§ **OBJECTIVE**:
Copy out every line of the listing below word for word, leaving out the pictures.

Records from a collection
########################################
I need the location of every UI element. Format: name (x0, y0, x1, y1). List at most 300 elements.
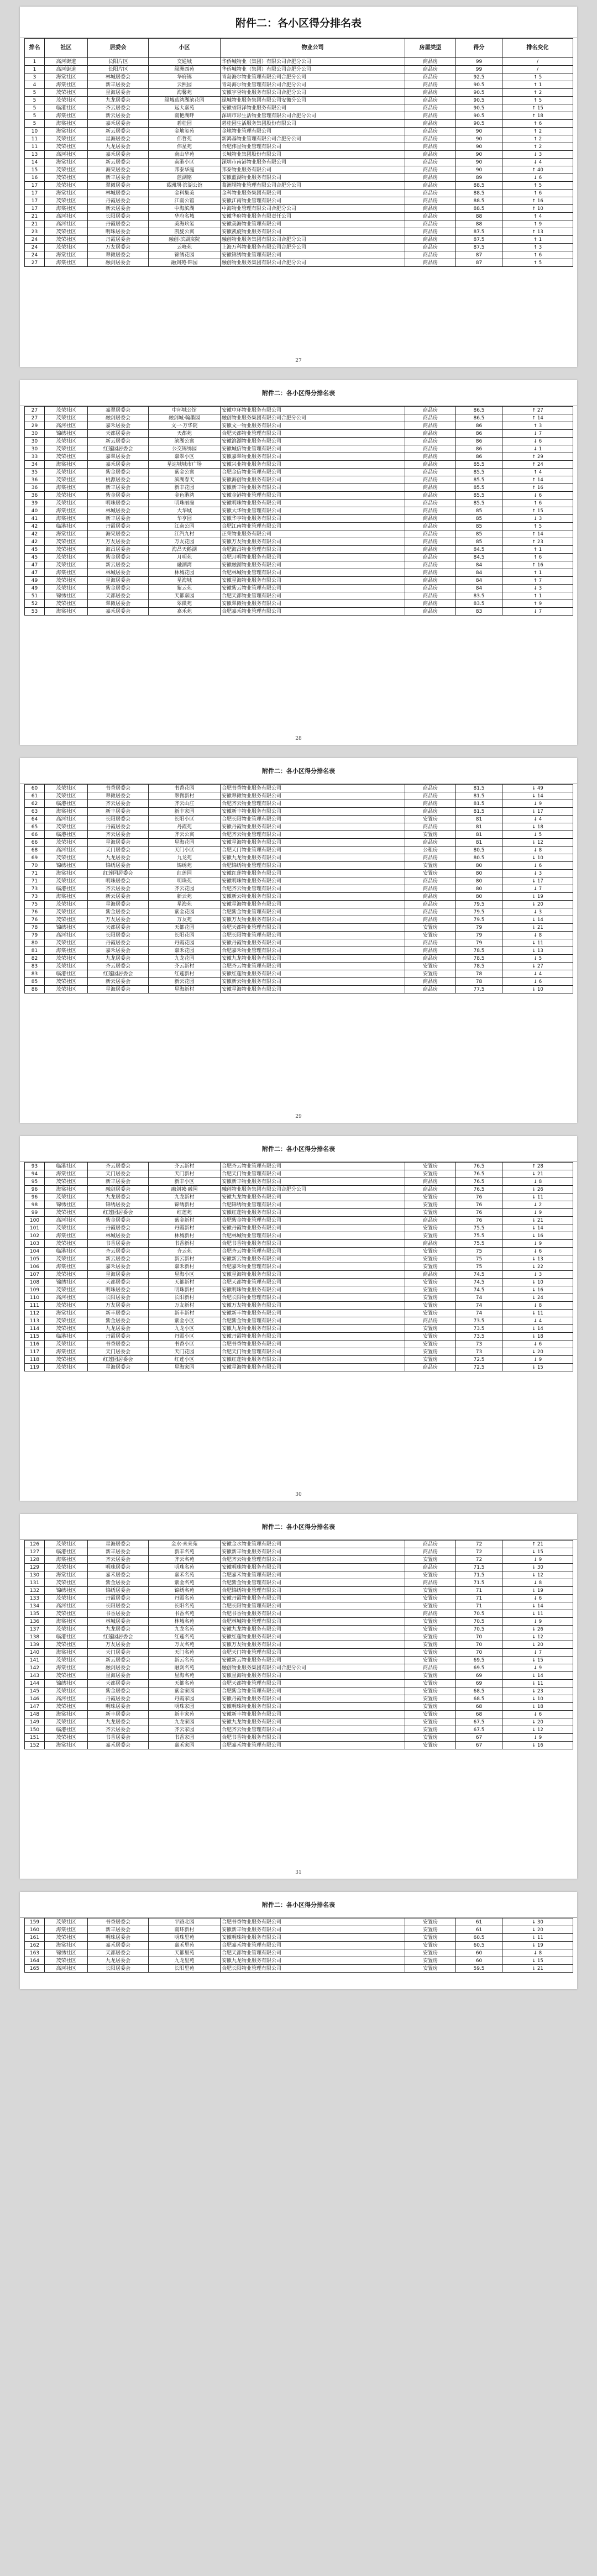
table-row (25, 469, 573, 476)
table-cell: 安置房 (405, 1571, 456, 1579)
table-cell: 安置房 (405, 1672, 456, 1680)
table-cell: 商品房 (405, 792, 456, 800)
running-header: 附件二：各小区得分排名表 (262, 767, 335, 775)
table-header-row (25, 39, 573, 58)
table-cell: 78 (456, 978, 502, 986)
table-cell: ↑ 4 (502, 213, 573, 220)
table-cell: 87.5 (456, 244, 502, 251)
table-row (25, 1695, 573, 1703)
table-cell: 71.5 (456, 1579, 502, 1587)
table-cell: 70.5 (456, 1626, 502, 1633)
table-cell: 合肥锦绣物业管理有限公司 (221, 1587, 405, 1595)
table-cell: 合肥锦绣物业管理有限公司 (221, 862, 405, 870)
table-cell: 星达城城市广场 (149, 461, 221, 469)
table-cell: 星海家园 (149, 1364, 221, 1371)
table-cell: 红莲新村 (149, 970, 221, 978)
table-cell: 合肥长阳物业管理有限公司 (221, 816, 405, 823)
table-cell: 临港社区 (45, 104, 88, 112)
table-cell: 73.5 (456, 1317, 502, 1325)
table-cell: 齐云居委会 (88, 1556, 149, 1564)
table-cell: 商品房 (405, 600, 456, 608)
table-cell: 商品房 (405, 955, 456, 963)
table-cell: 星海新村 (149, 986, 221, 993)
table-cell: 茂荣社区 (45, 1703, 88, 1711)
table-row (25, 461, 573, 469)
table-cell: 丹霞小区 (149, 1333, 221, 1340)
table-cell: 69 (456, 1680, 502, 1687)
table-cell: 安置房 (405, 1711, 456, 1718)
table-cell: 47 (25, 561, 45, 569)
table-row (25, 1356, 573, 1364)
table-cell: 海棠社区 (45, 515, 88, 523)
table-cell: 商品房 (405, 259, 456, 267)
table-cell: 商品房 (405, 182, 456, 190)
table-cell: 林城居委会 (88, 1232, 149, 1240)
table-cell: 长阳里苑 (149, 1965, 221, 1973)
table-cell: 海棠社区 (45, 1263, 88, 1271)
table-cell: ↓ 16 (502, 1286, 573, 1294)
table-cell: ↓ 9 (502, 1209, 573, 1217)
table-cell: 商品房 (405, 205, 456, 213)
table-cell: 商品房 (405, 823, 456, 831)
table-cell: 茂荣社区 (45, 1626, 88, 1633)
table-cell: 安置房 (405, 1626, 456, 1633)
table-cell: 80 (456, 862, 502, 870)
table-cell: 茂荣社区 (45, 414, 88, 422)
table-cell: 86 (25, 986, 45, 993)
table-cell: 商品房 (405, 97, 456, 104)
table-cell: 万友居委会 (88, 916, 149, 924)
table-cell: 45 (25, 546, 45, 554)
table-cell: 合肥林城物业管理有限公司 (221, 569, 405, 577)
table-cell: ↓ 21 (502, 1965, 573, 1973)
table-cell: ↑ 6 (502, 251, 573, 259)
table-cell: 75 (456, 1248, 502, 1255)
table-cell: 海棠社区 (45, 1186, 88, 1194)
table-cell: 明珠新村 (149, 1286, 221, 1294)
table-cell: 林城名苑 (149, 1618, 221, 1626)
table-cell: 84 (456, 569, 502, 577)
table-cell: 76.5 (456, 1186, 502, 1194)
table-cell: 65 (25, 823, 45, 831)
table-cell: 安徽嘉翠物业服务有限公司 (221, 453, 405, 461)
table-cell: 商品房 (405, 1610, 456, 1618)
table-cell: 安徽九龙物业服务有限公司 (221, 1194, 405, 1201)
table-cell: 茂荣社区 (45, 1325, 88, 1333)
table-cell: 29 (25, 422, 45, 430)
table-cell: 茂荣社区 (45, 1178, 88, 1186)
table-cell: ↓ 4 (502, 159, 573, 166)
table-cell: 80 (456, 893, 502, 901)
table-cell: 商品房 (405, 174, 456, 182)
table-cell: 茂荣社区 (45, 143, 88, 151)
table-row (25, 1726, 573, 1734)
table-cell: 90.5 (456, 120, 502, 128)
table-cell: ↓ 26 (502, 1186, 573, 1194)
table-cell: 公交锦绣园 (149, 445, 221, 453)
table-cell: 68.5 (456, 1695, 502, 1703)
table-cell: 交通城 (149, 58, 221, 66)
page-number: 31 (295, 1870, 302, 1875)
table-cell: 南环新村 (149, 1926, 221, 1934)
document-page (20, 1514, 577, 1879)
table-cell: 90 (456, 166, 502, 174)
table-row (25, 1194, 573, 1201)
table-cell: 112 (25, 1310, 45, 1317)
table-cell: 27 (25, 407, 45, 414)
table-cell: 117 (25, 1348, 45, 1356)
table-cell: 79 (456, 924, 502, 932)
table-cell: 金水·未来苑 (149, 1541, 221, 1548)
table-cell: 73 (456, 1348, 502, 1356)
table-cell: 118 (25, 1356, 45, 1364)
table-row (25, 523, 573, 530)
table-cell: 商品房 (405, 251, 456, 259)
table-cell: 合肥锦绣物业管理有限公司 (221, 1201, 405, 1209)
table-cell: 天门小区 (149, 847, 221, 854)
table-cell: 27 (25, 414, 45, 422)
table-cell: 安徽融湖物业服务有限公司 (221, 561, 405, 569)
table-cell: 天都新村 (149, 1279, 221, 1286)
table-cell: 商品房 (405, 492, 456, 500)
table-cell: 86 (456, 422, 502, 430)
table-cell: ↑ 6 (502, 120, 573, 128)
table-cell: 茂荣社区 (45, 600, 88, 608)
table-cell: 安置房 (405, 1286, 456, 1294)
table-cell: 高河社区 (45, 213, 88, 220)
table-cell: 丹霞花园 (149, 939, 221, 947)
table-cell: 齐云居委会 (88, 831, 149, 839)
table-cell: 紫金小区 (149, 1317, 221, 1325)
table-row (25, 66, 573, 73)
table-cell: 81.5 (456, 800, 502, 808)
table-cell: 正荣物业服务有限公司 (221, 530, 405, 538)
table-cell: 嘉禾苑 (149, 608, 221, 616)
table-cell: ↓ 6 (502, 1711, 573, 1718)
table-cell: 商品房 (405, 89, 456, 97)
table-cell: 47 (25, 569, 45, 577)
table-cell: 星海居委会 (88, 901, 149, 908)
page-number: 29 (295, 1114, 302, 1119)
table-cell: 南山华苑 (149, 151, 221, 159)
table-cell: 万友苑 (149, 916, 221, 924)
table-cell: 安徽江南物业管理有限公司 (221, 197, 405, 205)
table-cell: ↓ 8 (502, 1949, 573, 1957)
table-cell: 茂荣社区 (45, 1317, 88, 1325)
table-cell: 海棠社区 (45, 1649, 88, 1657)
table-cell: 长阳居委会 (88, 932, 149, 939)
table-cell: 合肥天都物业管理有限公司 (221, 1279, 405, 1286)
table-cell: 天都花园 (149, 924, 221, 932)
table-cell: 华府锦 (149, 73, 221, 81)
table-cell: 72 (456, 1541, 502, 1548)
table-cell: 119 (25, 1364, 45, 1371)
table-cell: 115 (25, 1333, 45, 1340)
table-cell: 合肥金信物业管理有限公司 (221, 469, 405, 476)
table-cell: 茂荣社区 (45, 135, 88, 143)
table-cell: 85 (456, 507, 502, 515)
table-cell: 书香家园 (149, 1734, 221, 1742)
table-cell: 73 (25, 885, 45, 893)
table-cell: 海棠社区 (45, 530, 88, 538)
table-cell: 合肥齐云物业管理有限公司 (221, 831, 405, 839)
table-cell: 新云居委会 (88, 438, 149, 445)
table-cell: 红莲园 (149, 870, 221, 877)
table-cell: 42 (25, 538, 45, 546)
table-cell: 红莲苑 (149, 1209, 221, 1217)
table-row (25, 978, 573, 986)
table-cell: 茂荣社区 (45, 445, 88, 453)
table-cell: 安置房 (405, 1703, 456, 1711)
########################################
§ **ANSWER IN FULL**:
I need the location of every UI element. Format: name (x0, y0, x1, y1). List at most 300 elements.
table-row (25, 469, 573, 476)
table-cell: 安置房 (405, 1571, 456, 1579)
table-cell: 安置房 (405, 1672, 456, 1680)
table-cell: 商品房 (405, 792, 456, 800)
running-header: 附件二：各小区得分排名表 (262, 767, 335, 775)
table-header-row (25, 39, 573, 58)
table-cell: 78 (456, 978, 502, 986)
table-cell: ↑ 4 (502, 213, 573, 220)
table-cell: 87.5 (456, 244, 502, 251)
table-row (25, 1695, 573, 1703)
table-cell: 71.5 (456, 1579, 502, 1587)
table-cell: 70.5 (456, 1626, 502, 1633)
table-cell: 合肥锦绣物业管理有限公司 (221, 1587, 405, 1595)
table-cell: 合肥锦绣物业管理有限公司 (221, 862, 405, 870)
table-cell: 星达城城市广场 (149, 461, 221, 469)
table-cell: 星海家园 (149, 1364, 221, 1371)
table-cell: 红莲新村 (149, 970, 221, 978)
table-cell: 合肥长阳物业管理有限公司 (221, 816, 405, 823)
table-cell: 临港社区 (45, 104, 88, 112)
table-cell: 73.5 (456, 1317, 502, 1325)
table-cell: 齐云居委会 (88, 1556, 149, 1564)
table-cell: 商品房 (405, 600, 456, 608)
table-cell: 商品房 (405, 955, 456, 963)
table-cell: 星海新村 (149, 986, 221, 993)
table-cell: 茂荣社区 (45, 1703, 88, 1711)
table-row (25, 461, 573, 469)
table-cell: 丹霞小区 (149, 1333, 221, 1340)
table-cell: 69 (456, 1680, 502, 1687)
table-cell: 安置房 (405, 1711, 456, 1718)
table-cell: 47 (25, 561, 45, 569)
table-row (25, 1356, 573, 1364)
table-cell: 海棠社区 (45, 515, 88, 523)
table-cell: 商品房 (405, 259, 456, 267)
table-cell: 商品房 (405, 182, 456, 190)
table-cell: 林城居委会 (88, 1232, 149, 1240)
table-cell: 长阳里苑 (149, 1965, 221, 1973)
table-cell: 海棠社区 (45, 1263, 88, 1271)
table-cell: ↓ 16 (502, 1286, 573, 1294)
table-cell: ↓ 9 (502, 1209, 573, 1217)
table-cell: 商品房 (405, 205, 456, 213)
table-cell: 商品房 (405, 823, 456, 831)
table-cell: 茂荣社区 (45, 1626, 88, 1633)
table-cell: 安置房 (405, 1626, 456, 1633)
table-cell: 80 (456, 862, 502, 870)
table-cell: 茂荣社区 (45, 414, 88, 422)
table-cell: 86 (25, 986, 45, 993)
table-cell: 商品房 (405, 97, 456, 104)
table-cell: 万友居委会 (88, 916, 149, 924)
table-cell: 45 (25, 546, 45, 554)
table-cell: 合肥林城物业管理有限公司 (221, 569, 405, 577)
table-cell: ↓ 21 (502, 1965, 573, 1973)
table-cell: ↑ 6 (502, 251, 573, 259)
table-cell: 75 (456, 1248, 502, 1255)
table-cell: 海棠社区 (45, 1186, 88, 1194)
table-cell: 明珠新村 (149, 1286, 221, 1294)
table-cell: 林城名苑 (149, 1618, 221, 1626)
table-cell: 84 (456, 569, 502, 577)
table-cell: 76.5 (456, 1186, 502, 1194)
table-cell: 65 (25, 823, 45, 831)
table-cell: 安徽嘉翠物业服务有限公司 (221, 453, 405, 461)
table-cell: 商品房 (405, 1610, 456, 1618)
table-cell: 安徽九龙物业服务有限公司 (221, 1194, 405, 1201)
table-cell: 茂荣社区 (45, 1325, 88, 1333)
table-cell: 29 (25, 422, 45, 430)
table-cell: 茂荣社区 (45, 1178, 88, 1186)
table-cell: ↓ 4 (502, 159, 573, 166)
table-cell: 80 (456, 893, 502, 901)
table-cell: 商品房 (405, 174, 456, 182)
table-cell: 茂荣社区 (45, 143, 88, 151)
table-row (25, 1726, 573, 1734)
table-cell: 90.5 (456, 120, 502, 128)
table-cell: ↓ 26 (502, 1186, 573, 1194)
table-cell: 公交锦绣园 (149, 445, 221, 453)
table-cell: 68.5 (456, 1695, 502, 1703)
table-cell: 交通城 (149, 58, 221, 66)
page-number: 31 (295, 1870, 302, 1875)
table-cell: 南环新村 (149, 1926, 221, 1934)
document-page (20, 1514, 577, 1879)
table-cell: 90 (456, 166, 502, 174)
table-row (25, 1194, 573, 1201)
table-cell: 112 (25, 1310, 45, 1317)
table-cell: 27 (25, 407, 45, 414)
table-cell: 117 (25, 1348, 45, 1356)
table-cell: 79 (456, 924, 502, 932)
table-cell: 金水·未来苑 (149, 1541, 221, 1548)
table-cell: 73 (456, 1348, 502, 1356)
table-cell: 118 (25, 1356, 45, 1364)
table-row (25, 523, 573, 530)
table-cell: 商品房 (405, 251, 456, 259)
table-cell: 合肥锦绣物业管理有限公司 (221, 1201, 405, 1209)
table-cell: 天门小区 (149, 847, 221, 854)
table-cell: 27 (25, 414, 45, 422)
table-cell: 安徽融湖物业服务有限公司 (221, 561, 405, 569)
table-cell: 天都新村 (149, 1279, 221, 1286)
table-cell: 商品房 (405, 492, 456, 500)
table-cell: 86 (456, 422, 502, 430)
table-cell: ↑ 6 (502, 120, 573, 128)
table-cell: 茂荣社区 (45, 600, 88, 608)
table-cell: 安置房 (405, 1286, 456, 1294)
table-cell: 高河社区 (45, 213, 88, 220)
table-cell: 丹霞花园 (149, 939, 221, 947)
table-cell: 齐云居委会 (88, 831, 149, 839)
table-cell: 紫金小区 (149, 1317, 221, 1325)
table-row (25, 66, 573, 73)
table-cell: 81.5 (456, 800, 502, 808)
table-cell: 正荣物业服务有限公司 (221, 530, 405, 538)
table-cell: 嘉禾苑 (149, 608, 221, 616)
table-cell: ↓ 6 (502, 1711, 573, 1718)
table-cell: 商品房 (405, 89, 456, 97)
table-cell: 47 (25, 569, 45, 577)
table-cell: 星海居委会 (88, 901, 149, 908)
page-number: 29 (295, 1114, 302, 1119)
table-cell: 南山华苑 (149, 151, 221, 159)
table-cell: 万友苑 (149, 916, 221, 924)
table-cell: 安徽江南物业管理有限公司 (221, 197, 405, 205)
table-cell: ↓ 8 (502, 1949, 573, 1957)
table-cell: 茂荣社区 (45, 1317, 88, 1325)
table-cell: 海棠社区 (45, 1649, 88, 1657)
table-cell: 长阳居委会 (88, 932, 149, 939)
table-cell: 合肥天都物业管理有限公司 (221, 1279, 405, 1286)
table-cell: 天都花园 (149, 924, 221, 932)
table-cell: 华府锦 (149, 73, 221, 81)
table-cell: 72 (456, 1541, 502, 1548)
table-cell: 119 (25, 1364, 45, 1371)
table-cell: 115 (25, 1333, 45, 1340)
table-cell: 合肥金信物业管理有限公司 (221, 469, 405, 476)
table-cell: 茂荣社区 (45, 135, 88, 143)
table-cell: 85 (456, 507, 502, 515)
table-cell: 书香家园 (149, 1734, 221, 1742)
table-cell: 73 (25, 885, 45, 893)
table-cell: 海棠社区 (45, 530, 88, 538)
table-cell: 合肥齐云物业管理有限公司 (221, 831, 405, 839)
table-cell: 新云居委会 (88, 438, 149, 445)
table-cell: 红莲园 (149, 870, 221, 877)
table-cell: 42 (25, 538, 45, 546)
table-cell: 红莲苑 (149, 1209, 221, 1217)
table-row (25, 978, 573, 986)
table-cell: 茂荣社区 (45, 445, 88, 453)
table-cell: 安置房 (405, 1703, 456, 1711)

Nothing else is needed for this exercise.